-- Data rows start --

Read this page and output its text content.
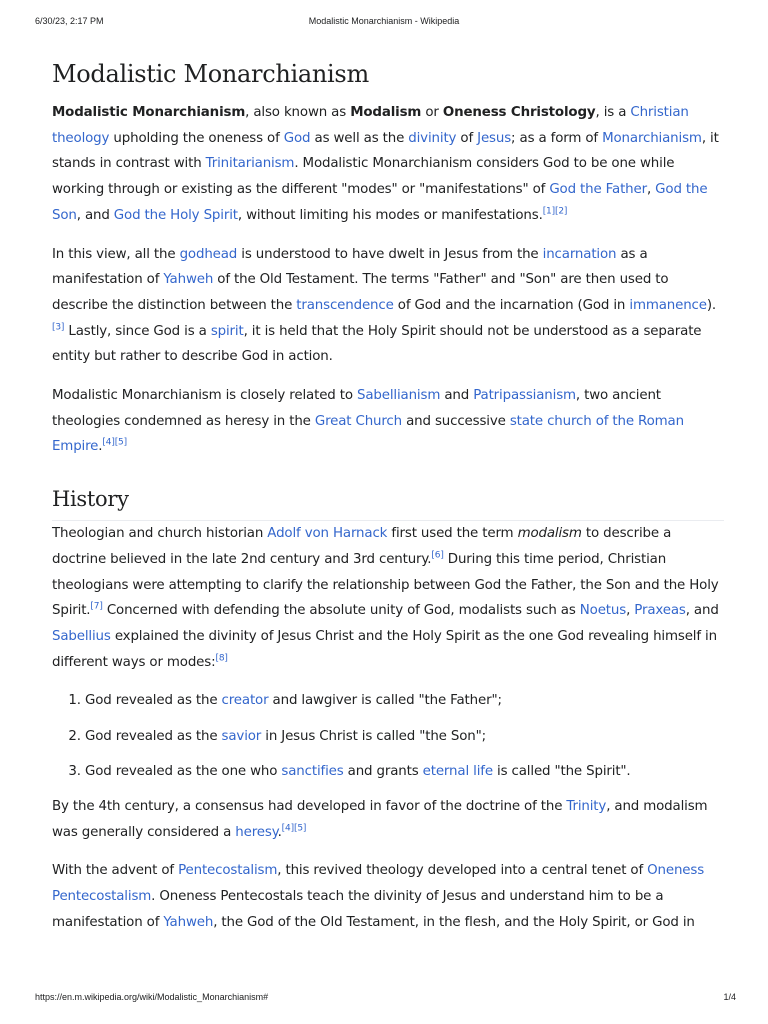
Modalistic Monarchianism - Wikipedia
6/30/23, 2:17 PM
Modalistic Monarchianism

Modalistic Monarchianism, also known as Modalism or Oneness Christology, is a Christian theology upholding the oneness of God as well as the divinity of Jesus; as a form of Monarchianism, it stands in contrast with Trinitarianism. Modalistic Monarchianism considers God to be one while working through or existing as the different "modes" or "manifestations" of God the Father, God the Son, and God the Holy Spirit, without limiting his modes or manifestations.[1][2]

In this view, all the godhead is understood to have dwelt in Jesus from the incarnation as a manifestation of Yahweh of the Old Testament. The terms "Father" and "Son" are then used to describe the distinction between the transcendence of God and the incarnation (God in immanence).[3] Lastly, since God is a spirit, it is held that the Holy Spirit should not be understood as a separate entity but rather to describe God in action.

Modalistic Monarchianism is closely related to Sabellianism and Patripassianism, two ancient theologies condemned as heresy in the Great Church and successive state church of the Roman Empire.[4][5]

History

Theologian and church historian Adolf von Harnack first used the term modalism to describe a doctrine believed in the late 2nd century and 3rd century.[6] During this time period, Christian theologians were attempting to clarify the relationship between God the Father, the Son and the Holy Spirit.[7] Concerned with defending the absolute unity of God, modalists such as Noetus, Praxeas, and Sabellius explained the divinity of Jesus Christ and the Holy Spirit as the one God revealing himself in different ways or modes:[8]

1. God revealed as the creator and lawgiver is called "the Father";
2. God revealed as the savior in Jesus Christ is called "the Son";
3. God revealed as the one who sanctifies and grants eternal life is called "the Spirit".

By the 4th century, a consensus had developed in favor of the doctrine of the Trinity, and modalism was generally considered a heresy.[4][5]

With the advent of Pentecostalism, this revived theology developed into a central tenet of Oneness Pentecostalism. Oneness Pentecostals teach the divinity of Jesus and understand him to be a manifestation of Yahweh, the God of the Old Testament, in the flesh, and the Holy Spirit, or God in

https://en.m.wikipedia.org/wiki/Modalistic_Monarchianism#	1/4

-- Data rows end --

_Task prompt_: Images do not belong in the copy; reproduce all other parts of the records above verbatim.

_Response_:
Read this page and output its text content.
Modalistic Monarchianism - Wikipedia
6/30/23, 2:17 PM
Modalistic Monarchianism

Modalistic Monarchianism, also known as Modalism or Oneness Christology, is a Christian theology upholding the oneness of God as well as the divinity of Jesus; as a form of Monarchianism, it stands in contrast with Trinitarianism. Modalistic Monarchianism considers God to be one while working through or existing as the different "modes" or "manifestations" of God the Father, God the Son, and God the Holy Spirit, without limiting his modes or manifestations.[1][2]

In this view, all the godhead is understood to have dwelt in Jesus from the incarnation as a manifestation of Yahweh of the Old Testament. The terms "Father" and "Son" are then used to describe the distinction between the transcendence of God and the incarnation (God in immanence).[3] Lastly, since God is a spirit, it is held that the Holy Spirit should not be understood as a separate entity but rather to describe God in action.

Modalistic Monarchianism is closely related to Sabellianism and Patripassianism, two ancient theologies condemned as heresy in the Great Church and successive state church of the Roman Empire.[4][5]

History

Theologian and church historian Adolf von Harnack first used the term modalism to describe a doctrine believed in the late 2nd century and 3rd century.[6] During this time period, Christian theologians were attempting to clarify the relationship between God the Father, the Son and the Holy Spirit.[7] Concerned with defending the absolute unity of God, modalists such as Noetus, Praxeas, and Sabellius explained the divinity of Jesus Christ and the Holy Spirit as the one God revealing himself in different ways or modes:[8]

1. God revealed as the creator and lawgiver is called "the Father";
2. God revealed as the savior in Jesus Christ is called "the Son";
3. God revealed as the one who sanctifies and grants eternal life is called "the Spirit".

By the 4th century, a consensus had developed in favor of the doctrine of the Trinity, and modalism was generally considered a heresy.[4][5]

With the advent of Pentecostalism, this revived theology developed into a central tenet of Oneness Pentecostalism. Oneness Pentecostals teach the divinity of Jesus and understand him to be a manifestation of Yahweh, the God of the Old Testament, in the flesh, and the Holy Spirit, or God in

https://en.m.wikipedia.org/wiki/Modalistic_Monarchianism#	1/4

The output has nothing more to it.